All records below must be retyped exactly.

- [Material shown]:
════

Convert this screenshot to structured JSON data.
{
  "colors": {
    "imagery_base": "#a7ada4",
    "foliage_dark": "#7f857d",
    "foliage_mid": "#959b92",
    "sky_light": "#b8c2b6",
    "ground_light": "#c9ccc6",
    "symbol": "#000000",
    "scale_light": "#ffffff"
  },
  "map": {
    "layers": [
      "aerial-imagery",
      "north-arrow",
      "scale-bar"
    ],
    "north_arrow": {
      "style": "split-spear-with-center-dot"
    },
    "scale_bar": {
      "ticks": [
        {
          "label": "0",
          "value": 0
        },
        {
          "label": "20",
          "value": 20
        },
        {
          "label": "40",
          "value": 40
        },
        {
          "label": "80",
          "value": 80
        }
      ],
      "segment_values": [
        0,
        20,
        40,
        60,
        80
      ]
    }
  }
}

════

- [Result of the task]:
Convert this screenshot to structured JSON data.
{
  "colors": {
    "imagery_base": "#a7ada4",
    "foliage_dark": "#7f857d",
    "foliage_mid": "#959b92",
    "sky_light": "#b8c2b6",
    "ground_light": "#c9ccc6",
    "symbol": "#000000",
    "scale_light": "#ffffff"
  },
  "map": {
    "layers": [
      "aerial-imagery",
      "north-arrow",
      "scale-bar"
    ],
    "north_arrow": {
      "style": "split-spear-with-center-dot"
    },
    "scale_bar": {
      "ticks": [
        {
          "label": "0",
          "value": 0
        },
        {
          "label": "20",
          "value": 20
        },
        {
          "label": "40",
          "value": 40
        },
        {
          "label": "80",
          "value": 80
        }
      ],
      "segment_values": [
        0,
        20,
        40,
        60,
        80
      ]
    }
  }
}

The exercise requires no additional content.